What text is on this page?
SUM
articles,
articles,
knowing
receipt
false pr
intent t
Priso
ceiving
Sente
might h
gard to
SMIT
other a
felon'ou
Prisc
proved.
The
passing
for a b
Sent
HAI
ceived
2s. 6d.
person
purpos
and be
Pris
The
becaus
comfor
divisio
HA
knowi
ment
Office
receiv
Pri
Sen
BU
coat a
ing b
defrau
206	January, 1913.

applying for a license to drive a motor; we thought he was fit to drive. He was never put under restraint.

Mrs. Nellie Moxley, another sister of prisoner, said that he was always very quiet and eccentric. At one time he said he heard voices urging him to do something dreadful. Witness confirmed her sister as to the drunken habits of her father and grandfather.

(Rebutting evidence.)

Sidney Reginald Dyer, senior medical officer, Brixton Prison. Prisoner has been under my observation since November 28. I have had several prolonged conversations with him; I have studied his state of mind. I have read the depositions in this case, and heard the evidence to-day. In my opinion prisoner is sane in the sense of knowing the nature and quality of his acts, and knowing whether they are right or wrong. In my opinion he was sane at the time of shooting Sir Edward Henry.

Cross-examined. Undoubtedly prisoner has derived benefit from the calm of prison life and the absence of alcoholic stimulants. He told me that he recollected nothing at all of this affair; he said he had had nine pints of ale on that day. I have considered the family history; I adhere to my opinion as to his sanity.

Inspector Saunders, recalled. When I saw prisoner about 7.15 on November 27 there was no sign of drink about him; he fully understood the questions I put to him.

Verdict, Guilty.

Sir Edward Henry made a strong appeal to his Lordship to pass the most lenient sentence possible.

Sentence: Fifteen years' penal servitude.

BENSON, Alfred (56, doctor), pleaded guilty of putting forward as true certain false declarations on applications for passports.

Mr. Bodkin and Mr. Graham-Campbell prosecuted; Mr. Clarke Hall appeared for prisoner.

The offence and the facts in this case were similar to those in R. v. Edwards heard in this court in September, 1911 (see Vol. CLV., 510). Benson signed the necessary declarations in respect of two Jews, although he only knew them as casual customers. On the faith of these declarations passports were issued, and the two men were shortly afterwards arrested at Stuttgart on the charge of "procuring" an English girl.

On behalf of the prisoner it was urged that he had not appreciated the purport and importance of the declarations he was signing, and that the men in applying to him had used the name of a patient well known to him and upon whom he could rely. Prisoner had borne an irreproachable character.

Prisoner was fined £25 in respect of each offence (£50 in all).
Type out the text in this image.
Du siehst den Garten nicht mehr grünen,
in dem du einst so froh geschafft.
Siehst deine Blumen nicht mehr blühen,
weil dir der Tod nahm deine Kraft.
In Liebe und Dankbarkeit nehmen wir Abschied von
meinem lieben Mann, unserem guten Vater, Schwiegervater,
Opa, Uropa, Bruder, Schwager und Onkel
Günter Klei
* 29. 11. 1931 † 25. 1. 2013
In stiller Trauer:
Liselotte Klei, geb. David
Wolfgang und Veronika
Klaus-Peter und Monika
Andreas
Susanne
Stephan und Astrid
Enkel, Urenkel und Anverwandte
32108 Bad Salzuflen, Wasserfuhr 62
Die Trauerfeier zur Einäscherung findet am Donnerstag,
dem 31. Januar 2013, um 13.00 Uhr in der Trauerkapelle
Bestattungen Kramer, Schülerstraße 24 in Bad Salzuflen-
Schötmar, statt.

- What is asked
Copy out the material word for word and line for line.

- Response to the exercise
What text is on this page?
SUM
articles,
articles,
knowing
receipt
false pr
intent t
Priso
ceiving
Sente
might h
gard to
SMIT
other a
felon'ou
Prisc
proved.
The
passing
for a b
Sent
HAI
ceived
2s. 6d.
person
purpos
and be
Pris
The
becaus
comfor
divisio
HA
knowi
ment
Office
receiv
Pri
Sen
BU
coat a
ing b
defrau
206	January, 1913.

applying for a license to drive a motor; we thought he was fit to drive. He was never put under restraint.

Mrs. Nellie Moxley, another sister of prisoner, said that he was always very quiet and eccentric. At one time he said he heard voices urging him to do something dreadful. Witness confirmed her sister as to the drunken habits of her father and grandfather.

(Rebutting evidence.)

Sidney Reginald Dyer, senior medical officer, Brixton Prison. Prisoner has been under my observation since November 28. I have had several prolonged conversations with him; I have studied his state of mind. I have read the depositions in this case, and heard the evidence to-day. In my opinion prisoner is sane in the sense of knowing the nature and quality of his acts, and knowing whether they are right or wrong. In my opinion he was sane at the time of shooting Sir Edward Henry.

Cross-examined. Undoubtedly prisoner has derived benefit from the calm of prison life and the absence of alcoholic stimulants. He told me that he recollected nothing at all of this affair; he said he had had nine pints of ale on that day. I have considered the family history; I adhere to my opinion as to his sanity.

Inspector Saunders, recalled. When I saw prisoner about 7.15 on November 27 there was no sign of drink about him; he fully understood the questions I put to him.

Verdict, Guilty.

Sir Edward Henry made a strong appeal to his Lordship to pass the most lenient sentence possible.

Sentence: Fifteen years' penal servitude.

BENSON, Alfred (56, doctor), pleaded guilty of putting forward as true certain false declarations on applications for passports.

Mr. Bodkin and Mr. Graham-Campbell prosecuted; Mr. Clarke Hall appeared for prisoner.

The offence and the facts in this case were similar to those in R. v. Edwards heard in this court in September, 1911 (see Vol. CLV., 510). Benson signed the necessary declarations in respect of two Jews, although he only knew them as casual customers. On the faith of these declarations passports were issued, and the two men were shortly afterwards arrested at Stuttgart on the charge of "procuring" an English girl.

On behalf of the prisoner it was urged that he had not appreciated the purport and importance of the declarations he was signing, and that the men in applying to him had used the name of a patient well known to him and upon whom he could rely. Prisoner had borne an irreproachable character.

Prisoner was fined £25 in respect of each offence (£50 in all).
Type out the text in this image.
Du siehst den Garten nicht mehr grünen,
in dem du einst so froh geschafft.
Siehst deine Blumen nicht mehr blühen,
weil dir der Tod nahm deine Kraft.
In Liebe und Dankbarkeit nehmen wir Abschied von
meinem lieben Mann, unserem guten Vater, Schwiegervater,
Opa, Uropa, Bruder, Schwager und Onkel
Günter Klei
* 29. 11. 1931 † 25. 1. 2013
In stiller Trauer:
Liselotte Klei, geb. David
Wolfgang und Veronika
Klaus-Peter und Monika
Andreas
Susanne
Stephan und Astrid
Enkel, Urenkel und Anverwandte
32108 Bad Salzuflen, Wasserfuhr 62
Die Trauerfeier zur Einäscherung findet am Donnerstag,
dem 31. Januar 2013, um 13.00 Uhr in der Trauerkapelle
Bestattungen Kramer, Schülerstraße 24 in Bad Salzuflen-
Schötmar, statt.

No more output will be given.